With the pictures left out, copy the listing below exactly.

■ **Material supplied**
------------------------------
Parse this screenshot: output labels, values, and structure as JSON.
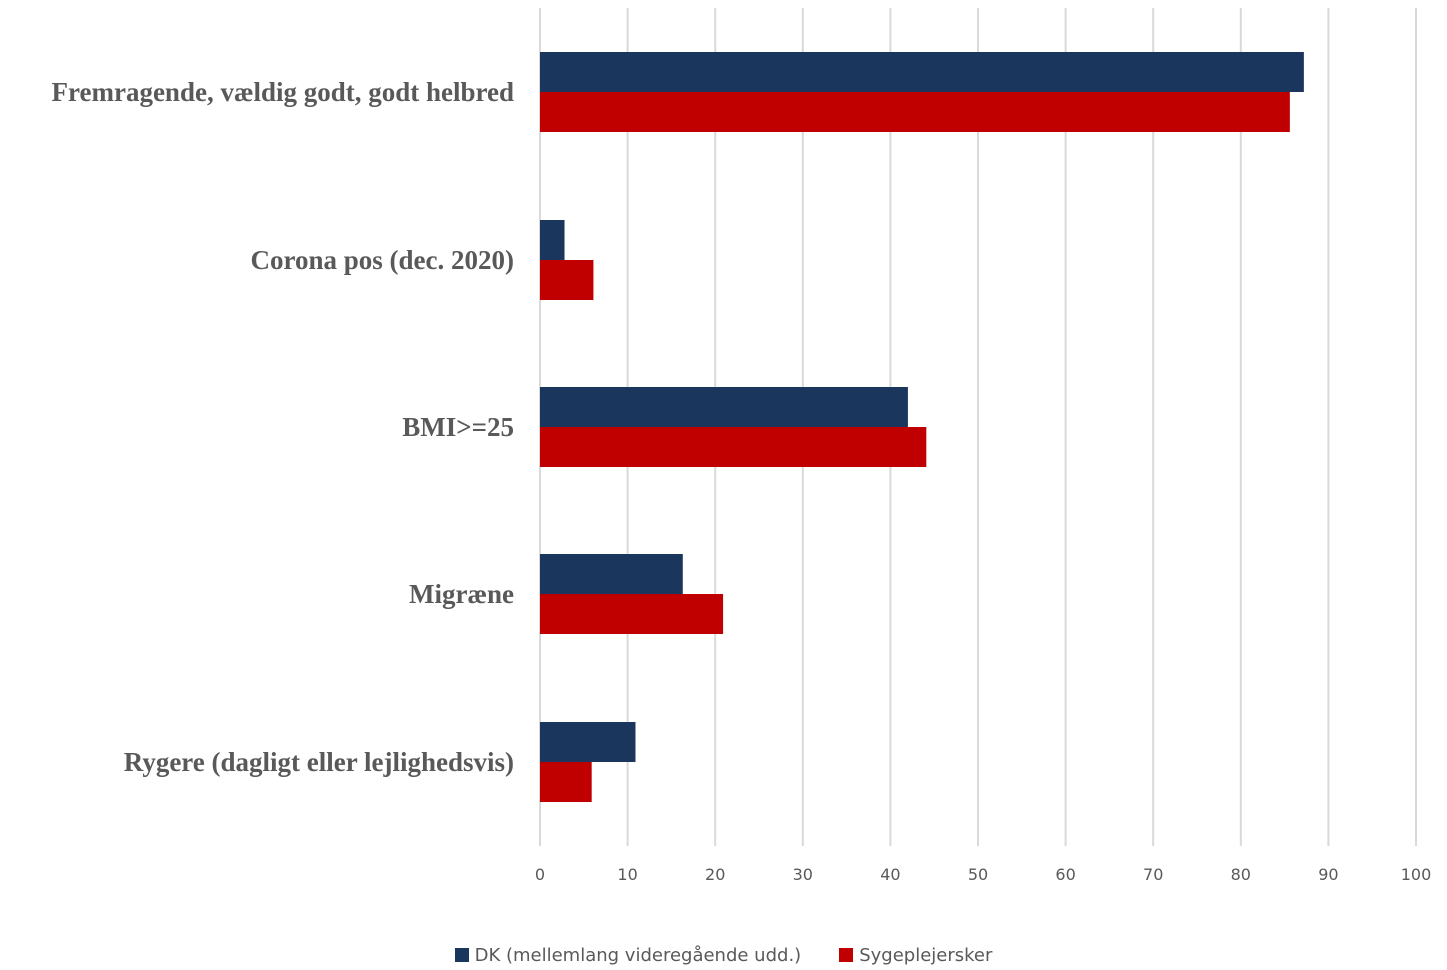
{
  "chart_data": {
    "type": "bar",
    "orientation": "horizontal",
    "categories": [
      "Fremragende, vældig godt, godt helbred",
      "Corona pos (dec. 2020)",
      "BMI>=25",
      "Migræne",
      "Rygere (dagligt eller lejlighedsvis)"
    ],
    "series": [
      {
        "name": "DK (mellemlang videregående udd.)",
        "color": "#1b365d",
        "values": [
          87.2,
          2.8,
          42.0,
          16.3,
          10.9
        ]
      },
      {
        "name": "Sygeplejersker",
        "color": "#c00000",
        "values": [
          85.6,
          6.1,
          44.1,
          20.9,
          5.9
        ]
      }
    ],
    "xlim": [
      0,
      100
    ],
    "xticks": [
      "0",
      "10",
      "20",
      "30",
      "40",
      "50",
      "60",
      "70",
      "80",
      "90",
      "100"
    ],
    "grid": true,
    "legend_position": "bottom"
  }
}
------------------------------
■ **Task response**
Parse this screenshot: output labels, values, and structure as JSON.
{
  "chart_data": {
    "type": "bar",
    "orientation": "horizontal",
    "categories": [
      "Fremragende, vældig godt, godt helbred",
      "Corona pos (dec. 2020)",
      "BMI>=25",
      "Migræne",
      "Rygere (dagligt eller lejlighedsvis)"
    ],
    "series": [
      {
        "name": "DK (mellemlang videregående udd.)",
        "color": "#1b365d",
        "values": [
          87.2,
          2.8,
          42.0,
          16.3,
          10.9
        ]
      },
      {
        "name": "Sygeplejersker",
        "color": "#c00000",
        "values": [
          85.6,
          6.1,
          44.1,
          20.9,
          5.9
        ]
      }
    ],
    "xlim": [
      0,
      100
    ],
    "xticks": [
      "0",
      "10",
      "20",
      "30",
      "40",
      "50",
      "60",
      "70",
      "80",
      "90",
      "100"
    ],
    "grid": true,
    "legend_position": "bottom"
  }
}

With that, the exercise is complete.